## [GIVEN TASK]
Tally the lines holding the string "screenshot" and reply with that number alone.

—————

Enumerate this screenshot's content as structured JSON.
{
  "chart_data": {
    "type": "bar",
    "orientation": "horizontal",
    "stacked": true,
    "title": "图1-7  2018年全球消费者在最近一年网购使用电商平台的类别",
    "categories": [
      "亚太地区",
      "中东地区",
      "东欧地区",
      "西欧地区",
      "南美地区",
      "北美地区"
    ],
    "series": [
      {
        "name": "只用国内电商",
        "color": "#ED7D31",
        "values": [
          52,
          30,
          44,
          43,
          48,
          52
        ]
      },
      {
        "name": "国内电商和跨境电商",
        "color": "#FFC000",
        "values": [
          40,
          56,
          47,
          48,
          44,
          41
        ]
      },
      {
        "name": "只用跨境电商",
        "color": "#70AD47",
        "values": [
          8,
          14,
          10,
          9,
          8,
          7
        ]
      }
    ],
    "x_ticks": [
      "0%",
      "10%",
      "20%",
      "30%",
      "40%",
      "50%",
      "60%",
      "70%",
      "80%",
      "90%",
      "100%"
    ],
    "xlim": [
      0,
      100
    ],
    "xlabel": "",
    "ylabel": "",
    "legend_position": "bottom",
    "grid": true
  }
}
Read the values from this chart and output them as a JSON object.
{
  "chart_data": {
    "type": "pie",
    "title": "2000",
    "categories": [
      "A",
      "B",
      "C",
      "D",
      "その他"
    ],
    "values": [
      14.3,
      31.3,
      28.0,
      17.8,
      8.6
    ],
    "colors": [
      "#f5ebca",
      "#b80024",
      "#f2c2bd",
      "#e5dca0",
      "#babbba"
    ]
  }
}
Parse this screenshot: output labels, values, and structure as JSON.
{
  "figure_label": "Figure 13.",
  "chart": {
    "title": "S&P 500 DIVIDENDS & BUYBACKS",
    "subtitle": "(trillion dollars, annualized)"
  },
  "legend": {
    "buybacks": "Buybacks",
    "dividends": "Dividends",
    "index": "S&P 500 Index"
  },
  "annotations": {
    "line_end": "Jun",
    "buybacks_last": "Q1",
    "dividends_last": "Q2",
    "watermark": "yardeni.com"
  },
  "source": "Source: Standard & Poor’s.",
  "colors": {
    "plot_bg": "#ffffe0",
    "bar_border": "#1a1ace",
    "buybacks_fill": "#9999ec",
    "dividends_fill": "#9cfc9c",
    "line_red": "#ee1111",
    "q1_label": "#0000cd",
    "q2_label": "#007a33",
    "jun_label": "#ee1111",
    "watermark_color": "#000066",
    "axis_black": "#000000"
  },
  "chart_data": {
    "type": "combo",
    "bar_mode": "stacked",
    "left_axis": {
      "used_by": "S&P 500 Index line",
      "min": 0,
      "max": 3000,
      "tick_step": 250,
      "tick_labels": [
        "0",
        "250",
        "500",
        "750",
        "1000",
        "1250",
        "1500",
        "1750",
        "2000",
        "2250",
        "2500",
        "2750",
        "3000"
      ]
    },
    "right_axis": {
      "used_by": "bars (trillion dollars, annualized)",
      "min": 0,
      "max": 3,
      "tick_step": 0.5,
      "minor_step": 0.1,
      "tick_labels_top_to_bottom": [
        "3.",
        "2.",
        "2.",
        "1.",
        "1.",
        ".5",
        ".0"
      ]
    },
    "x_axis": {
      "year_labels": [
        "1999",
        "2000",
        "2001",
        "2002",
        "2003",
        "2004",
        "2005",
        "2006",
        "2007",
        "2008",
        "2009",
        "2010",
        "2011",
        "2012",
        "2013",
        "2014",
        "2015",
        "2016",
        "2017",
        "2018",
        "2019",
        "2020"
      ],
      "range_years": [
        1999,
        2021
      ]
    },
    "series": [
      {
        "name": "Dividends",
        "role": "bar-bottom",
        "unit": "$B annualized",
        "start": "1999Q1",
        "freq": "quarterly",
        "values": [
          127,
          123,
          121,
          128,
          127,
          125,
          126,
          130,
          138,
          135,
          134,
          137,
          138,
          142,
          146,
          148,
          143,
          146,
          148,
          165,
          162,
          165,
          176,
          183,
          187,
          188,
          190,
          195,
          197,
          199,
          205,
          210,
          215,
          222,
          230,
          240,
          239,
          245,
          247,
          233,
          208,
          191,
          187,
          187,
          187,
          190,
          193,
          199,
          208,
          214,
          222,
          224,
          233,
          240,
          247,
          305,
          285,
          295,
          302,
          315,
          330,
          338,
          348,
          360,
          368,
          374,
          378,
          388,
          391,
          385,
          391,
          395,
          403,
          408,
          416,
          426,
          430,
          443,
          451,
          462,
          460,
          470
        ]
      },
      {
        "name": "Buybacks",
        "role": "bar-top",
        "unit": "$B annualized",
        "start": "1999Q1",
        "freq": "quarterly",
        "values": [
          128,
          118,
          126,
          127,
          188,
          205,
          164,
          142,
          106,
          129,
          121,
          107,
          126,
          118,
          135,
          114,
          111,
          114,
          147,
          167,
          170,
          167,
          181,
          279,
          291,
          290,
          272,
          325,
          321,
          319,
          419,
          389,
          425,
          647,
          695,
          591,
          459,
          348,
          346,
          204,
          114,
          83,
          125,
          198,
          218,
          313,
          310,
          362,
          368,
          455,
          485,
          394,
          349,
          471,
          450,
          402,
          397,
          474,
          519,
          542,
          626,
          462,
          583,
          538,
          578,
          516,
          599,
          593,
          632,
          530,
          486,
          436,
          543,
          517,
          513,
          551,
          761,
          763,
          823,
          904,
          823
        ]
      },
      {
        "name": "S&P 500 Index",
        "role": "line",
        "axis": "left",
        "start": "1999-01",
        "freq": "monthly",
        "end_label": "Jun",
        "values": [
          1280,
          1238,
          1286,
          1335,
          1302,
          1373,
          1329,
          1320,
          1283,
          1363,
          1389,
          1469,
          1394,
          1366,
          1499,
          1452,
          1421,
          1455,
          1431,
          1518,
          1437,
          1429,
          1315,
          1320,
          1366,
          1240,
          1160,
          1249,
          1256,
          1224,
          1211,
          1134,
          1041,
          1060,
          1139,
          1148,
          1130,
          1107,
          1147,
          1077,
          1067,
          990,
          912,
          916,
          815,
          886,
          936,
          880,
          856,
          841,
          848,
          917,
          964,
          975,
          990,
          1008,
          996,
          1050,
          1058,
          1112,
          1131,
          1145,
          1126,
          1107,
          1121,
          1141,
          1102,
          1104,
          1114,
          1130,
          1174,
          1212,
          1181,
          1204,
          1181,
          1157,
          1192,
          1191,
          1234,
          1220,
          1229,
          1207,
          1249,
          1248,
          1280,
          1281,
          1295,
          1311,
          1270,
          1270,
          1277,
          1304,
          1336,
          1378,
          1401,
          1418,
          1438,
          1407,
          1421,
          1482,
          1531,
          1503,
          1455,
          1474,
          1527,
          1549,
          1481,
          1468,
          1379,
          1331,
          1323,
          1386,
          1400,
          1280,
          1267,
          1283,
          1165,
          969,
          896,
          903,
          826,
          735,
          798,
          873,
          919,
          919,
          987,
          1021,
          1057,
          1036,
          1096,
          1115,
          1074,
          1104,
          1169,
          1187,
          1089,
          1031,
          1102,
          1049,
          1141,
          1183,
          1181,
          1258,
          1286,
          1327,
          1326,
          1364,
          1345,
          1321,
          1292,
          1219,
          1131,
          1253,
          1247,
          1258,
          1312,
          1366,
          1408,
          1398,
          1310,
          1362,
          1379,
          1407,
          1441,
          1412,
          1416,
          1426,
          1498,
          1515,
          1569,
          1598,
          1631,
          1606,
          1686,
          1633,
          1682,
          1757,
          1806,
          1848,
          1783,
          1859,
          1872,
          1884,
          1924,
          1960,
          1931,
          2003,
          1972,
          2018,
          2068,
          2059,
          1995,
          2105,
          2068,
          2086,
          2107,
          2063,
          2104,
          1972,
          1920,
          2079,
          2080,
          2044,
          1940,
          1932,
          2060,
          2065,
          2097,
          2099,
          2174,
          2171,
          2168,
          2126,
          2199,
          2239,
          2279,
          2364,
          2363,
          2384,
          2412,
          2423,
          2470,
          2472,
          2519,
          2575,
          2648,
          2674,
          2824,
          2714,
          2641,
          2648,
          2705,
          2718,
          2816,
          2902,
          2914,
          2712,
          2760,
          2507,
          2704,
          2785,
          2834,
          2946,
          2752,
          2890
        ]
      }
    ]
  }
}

—————

## [ANSWER FOR THE TASK]
2